[Stored entries]
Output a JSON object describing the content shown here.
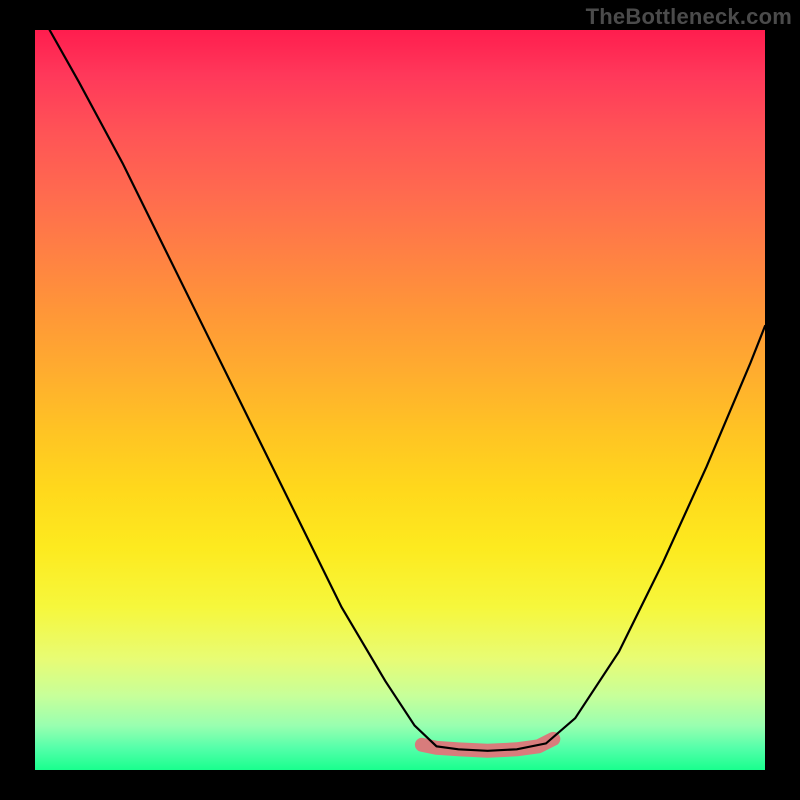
{
  "attribution": "TheBottleneck.com",
  "chart_data": {
    "type": "line",
    "title": "",
    "xlabel": "",
    "ylabel": "",
    "xlim": [
      0,
      100
    ],
    "ylim": [
      0,
      100
    ],
    "curve_main": [
      {
        "x": 2,
        "y": 100
      },
      {
        "x": 6,
        "y": 93
      },
      {
        "x": 12,
        "y": 82
      },
      {
        "x": 18,
        "y": 70
      },
      {
        "x": 24,
        "y": 58
      },
      {
        "x": 30,
        "y": 46
      },
      {
        "x": 36,
        "y": 34
      },
      {
        "x": 42,
        "y": 22
      },
      {
        "x": 48,
        "y": 12
      },
      {
        "x": 52,
        "y": 6
      },
      {
        "x": 55,
        "y": 3.2
      },
      {
        "x": 58,
        "y": 2.8
      },
      {
        "x": 62,
        "y": 2.6
      },
      {
        "x": 66,
        "y": 2.8
      },
      {
        "x": 70,
        "y": 3.6
      },
      {
        "x": 74,
        "y": 7
      },
      {
        "x": 80,
        "y": 16
      },
      {
        "x": 86,
        "y": 28
      },
      {
        "x": 92,
        "y": 41
      },
      {
        "x": 98,
        "y": 55
      },
      {
        "x": 100,
        "y": 60
      }
    ],
    "trough_band": [
      {
        "x": 53,
        "y": 3.4
      },
      {
        "x": 55,
        "y": 3.0
      },
      {
        "x": 58,
        "y": 2.8
      },
      {
        "x": 62,
        "y": 2.6
      },
      {
        "x": 66,
        "y": 2.8
      },
      {
        "x": 69,
        "y": 3.2
      },
      {
        "x": 71,
        "y": 4.2
      }
    ],
    "colors": {
      "curve": "#000000",
      "trough": "#d87c7c",
      "bg_top": "#ff1d4e",
      "bg_bottom": "#19ff8e"
    }
  }
}
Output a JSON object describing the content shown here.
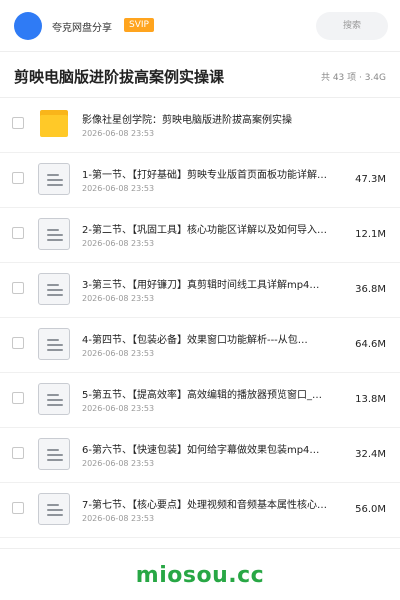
{
  "header": {
    "uploader": "夸克网盘分享",
    "badge": "SVIP",
    "search_placeholder": "搜索",
    "colors": {
      "avatar": "#2f7bf5",
      "badge": "#ffa41e"
    }
  },
  "share": {
    "title": "剪映电脑版进阶拔高案例实操课",
    "meta": "共 43 项 · 3.4G"
  },
  "files": [
    {
      "type": "folder",
      "icon": "folder-icon",
      "name": "影像社星创学院：剪映电脑版进阶拔高案例实操",
      "date": "2026-06-08 23:53",
      "size": ""
    },
    {
      "type": "file",
      "icon": "document-icon",
      "name": "1-第一节、【打好基础】剪映专业版首页面板功能详解…",
      "date": "2026-06-08 23:53",
      "size": "47.3M"
    },
    {
      "type": "file",
      "icon": "document-icon",
      "name": "2-第二节、【巩固工具】核心功能区详解以及如何导入…",
      "date": "2026-06-08 23:53",
      "size": "12.1M"
    },
    {
      "type": "file",
      "icon": "document-icon",
      "name": "3-第三节、【用好镰刀】真剪辑时间线工具详解mp4…",
      "date": "2026-06-08 23:53",
      "size": "36.8M"
    },
    {
      "type": "file",
      "icon": "document-icon",
      "name": "4-第四节、【包装必备】效果窗口功能解析---从包…",
      "date": "2026-06-08 23:53",
      "size": "64.6M"
    },
    {
      "type": "file",
      "icon": "document-icon",
      "name": "5-第五节、【提高效率】高效编辑的播放器预览窗口_…",
      "date": "2026-06-08 23:53",
      "size": "13.8M"
    },
    {
      "type": "file",
      "icon": "document-icon",
      "name": "6-第六节、【快速包装】如何给字幕做效果包装mp4…",
      "date": "2026-06-08 23:53",
      "size": "32.4M"
    },
    {
      "type": "file",
      "icon": "document-icon",
      "name": "7-第七节、【核心要点】处理视频和音频基本属性核心…",
      "date": "2026-06-08 23:53",
      "size": "56.0M"
    }
  ],
  "footer": {
    "brand": "miosou.cc",
    "color": "#28a745"
  }
}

▸ **Work to complete**
Leaving all pictures aside, quote each record exactly.

▸ **Full solution**
Output a JSON object describing the content shown here.
{
  "attribution": "TheBottleneck.com",
  "chart_data": {
    "type": "line",
    "title": "",
    "xlabel": "",
    "ylabel": "",
    "xlim": [
      0,
      100
    ],
    "ylim": [
      0,
      100
    ],
    "curve_main": [
      {
        "x": 2,
        "y": 100
      },
      {
        "x": 6,
        "y": 93
      },
      {
        "x": 12,
        "y": 82
      },
      {
        "x": 18,
        "y": 70
      },
      {
        "x": 24,
        "y": 58
      },
      {
        "x": 30,
        "y": 46
      },
      {
        "x": 36,
        "y": 34
      },
      {
        "x": 42,
        "y": 22
      },
      {
        "x": 48,
        "y": 12
      },
      {
        "x": 52,
        "y": 6
      },
      {
        "x": 55,
        "y": 3.2
      },
      {
        "x": 58,
        "y": 2.8
      },
      {
        "x": 62,
        "y": 2.6
      },
      {
        "x": 66,
        "y": 2.8
      },
      {
        "x": 70,
        "y": 3.6
      },
      {
        "x": 74,
        "y": 7
      },
      {
        "x": 80,
        "y": 16
      },
      {
        "x": 86,
        "y": 28
      },
      {
        "x": 92,
        "y": 41
      },
      {
        "x": 98,
        "y": 55
      },
      {
        "x": 100,
        "y": 60
      }
    ],
    "trough_band": [
      {
        "x": 53,
        "y": 3.4
      },
      {
        "x": 55,
        "y": 3.0
      },
      {
        "x": 58,
        "y": 2.8
      },
      {
        "x": 62,
        "y": 2.6
      },
      {
        "x": 66,
        "y": 2.8
      },
      {
        "x": 69,
        "y": 3.2
      },
      {
        "x": 71,
        "y": 4.2
      }
    ],
    "colors": {
      "curve": "#000000",
      "trough": "#d87c7c",
      "bg_top": "#ff1d4e",
      "bg_bottom": "#19ff8e"
    }
  }
}
Output a JSON object describing the content shown here.
{
  "header": {
    "uploader": "夸克网盘分享",
    "badge": "SVIP",
    "search_placeholder": "搜索",
    "colors": {
      "avatar": "#2f7bf5",
      "badge": "#ffa41e"
    }
  },
  "share": {
    "title": "剪映电脑版进阶拔高案例实操课",
    "meta": "共 43 项 · 3.4G"
  },
  "files": [
    {
      "type": "folder",
      "icon": "folder-icon",
      "name": "影像社星创学院：剪映电脑版进阶拔高案例实操",
      "date": "2026-06-08 23:53",
      "size": ""
    },
    {
      "type": "file",
      "icon": "document-icon",
      "name": "1-第一节、【打好基础】剪映专业版首页面板功能详解…",
      "date": "2026-06-08 23:53",
      "size": "47.3M"
    },
    {
      "type": "file",
      "icon": "document-icon",
      "name": "2-第二节、【巩固工具】核心功能区详解以及如何导入…",
      "date": "2026-06-08 23:53",
      "size": "12.1M"
    },
    {
      "type": "file",
      "icon": "document-icon",
      "name": "3-第三节、【用好镰刀】真剪辑时间线工具详解mp4…",
      "date": "2026-06-08 23:53",
      "size": "36.8M"
    },
    {
      "type": "file",
      "icon": "document-icon",
      "name": "4-第四节、【包装必备】效果窗口功能解析---从包…",
      "date": "2026-06-08 23:53",
      "size": "64.6M"
    },
    {
      "type": "file",
      "icon": "document-icon",
      "name": "5-第五节、【提高效率】高效编辑的播放器预览窗口_…",
      "date": "2026-06-08 23:53",
      "size": "13.8M"
    },
    {
      "type": "file",
      "icon": "document-icon",
      "name": "6-第六节、【快速包装】如何给字幕做效果包装mp4…",
      "date": "2026-06-08 23:53",
      "size": "32.4M"
    },
    {
      "type": "file",
      "icon": "document-icon",
      "name": "7-第七节、【核心要点】处理视频和音频基本属性核心…",
      "date": "2026-06-08 23:53",
      "size": "56.0M"
    }
  ],
  "footer": {
    "brand": "miosou.cc",
    "color": "#28a745"
  }
}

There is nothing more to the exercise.